(Items listed in a dataset)
== == ==
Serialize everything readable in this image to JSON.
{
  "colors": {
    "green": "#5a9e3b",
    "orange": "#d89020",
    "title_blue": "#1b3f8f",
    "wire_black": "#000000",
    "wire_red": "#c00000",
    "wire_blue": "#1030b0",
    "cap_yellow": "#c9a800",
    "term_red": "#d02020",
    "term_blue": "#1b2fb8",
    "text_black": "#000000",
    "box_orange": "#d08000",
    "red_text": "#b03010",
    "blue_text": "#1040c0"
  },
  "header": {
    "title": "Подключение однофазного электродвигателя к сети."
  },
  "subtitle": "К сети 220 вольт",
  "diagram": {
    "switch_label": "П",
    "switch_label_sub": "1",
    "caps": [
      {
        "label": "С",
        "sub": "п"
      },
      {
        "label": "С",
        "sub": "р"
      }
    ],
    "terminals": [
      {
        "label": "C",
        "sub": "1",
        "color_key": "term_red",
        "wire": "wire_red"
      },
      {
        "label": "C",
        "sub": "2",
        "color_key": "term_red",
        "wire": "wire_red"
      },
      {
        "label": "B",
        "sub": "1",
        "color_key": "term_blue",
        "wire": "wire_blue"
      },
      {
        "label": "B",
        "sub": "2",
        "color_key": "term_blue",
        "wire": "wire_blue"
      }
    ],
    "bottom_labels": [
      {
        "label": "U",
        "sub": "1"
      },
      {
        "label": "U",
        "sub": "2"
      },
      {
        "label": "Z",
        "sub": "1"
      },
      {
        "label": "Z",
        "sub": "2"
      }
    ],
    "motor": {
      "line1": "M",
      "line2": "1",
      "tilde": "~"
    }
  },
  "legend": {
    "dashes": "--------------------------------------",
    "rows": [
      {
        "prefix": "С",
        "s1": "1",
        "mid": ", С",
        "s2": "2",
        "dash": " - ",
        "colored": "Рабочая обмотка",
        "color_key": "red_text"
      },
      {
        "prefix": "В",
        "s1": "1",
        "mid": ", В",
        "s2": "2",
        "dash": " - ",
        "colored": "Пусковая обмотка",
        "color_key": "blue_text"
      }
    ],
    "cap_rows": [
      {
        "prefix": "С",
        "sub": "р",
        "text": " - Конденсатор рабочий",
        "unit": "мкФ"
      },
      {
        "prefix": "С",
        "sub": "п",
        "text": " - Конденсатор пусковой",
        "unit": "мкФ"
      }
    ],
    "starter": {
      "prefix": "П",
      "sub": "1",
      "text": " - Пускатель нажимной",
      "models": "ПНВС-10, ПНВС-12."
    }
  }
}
== == ==
» Written task
Return every record above exactly as it appears.

» Full output
Serialize everything readable in this image to JSON.
{
  "colors": {
    "green": "#5a9e3b",
    "orange": "#d89020",
    "title_blue": "#1b3f8f",
    "wire_black": "#000000",
    "wire_red": "#c00000",
    "wire_blue": "#1030b0",
    "cap_yellow": "#c9a800",
    "term_red": "#d02020",
    "term_blue": "#1b2fb8",
    "text_black": "#000000",
    "box_orange": "#d08000",
    "red_text": "#b03010",
    "blue_text": "#1040c0"
  },
  "header": {
    "title": "Подключение однофазного электродвигателя к сети."
  },
  "subtitle": "К сети 220 вольт",
  "diagram": {
    "switch_label": "П",
    "switch_label_sub": "1",
    "caps": [
      {
        "label": "С",
        "sub": "п"
      },
      {
        "label": "С",
        "sub": "р"
      }
    ],
    "terminals": [
      {
        "label": "C",
        "sub": "1",
        "color_key": "term_red",
        "wire": "wire_red"
      },
      {
        "label": "C",
        "sub": "2",
        "color_key": "term_red",
        "wire": "wire_red"
      },
      {
        "label": "B",
        "sub": "1",
        "color_key": "term_blue",
        "wire": "wire_blue"
      },
      {
        "label": "B",
        "sub": "2",
        "color_key": "term_blue",
        "wire": "wire_blue"
      }
    ],
    "bottom_labels": [
      {
        "label": "U",
        "sub": "1"
      },
      {
        "label": "U",
        "sub": "2"
      },
      {
        "label": "Z",
        "sub": "1"
      },
      {
        "label": "Z",
        "sub": "2"
      }
    ],
    "motor": {
      "line1": "M",
      "line2": "1",
      "tilde": "~"
    }
  },
  "legend": {
    "dashes": "--------------------------------------",
    "rows": [
      {
        "prefix": "С",
        "s1": "1",
        "mid": ", С",
        "s2": "2",
        "dash": " - ",
        "colored": "Рабочая обмотка",
        "color_key": "red_text"
      },
      {
        "prefix": "В",
        "s1": "1",
        "mid": ", В",
        "s2": "2",
        "dash": " - ",
        "colored": "Пусковая обмотка",
        "color_key": "blue_text"
      }
    ],
    "cap_rows": [
      {
        "prefix": "С",
        "sub": "р",
        "text": " - Конденсатор рабочий",
        "unit": "мкФ"
      },
      {
        "prefix": "С",
        "sub": "п",
        "text": " - Конденсатор пусковой",
        "unit": "мкФ"
      }
    ],
    "starter": {
      "prefix": "П",
      "sub": "1",
      "text": " - Пускатель нажимной",
      "models": "ПНВС-10, ПНВС-12."
    }
  }
}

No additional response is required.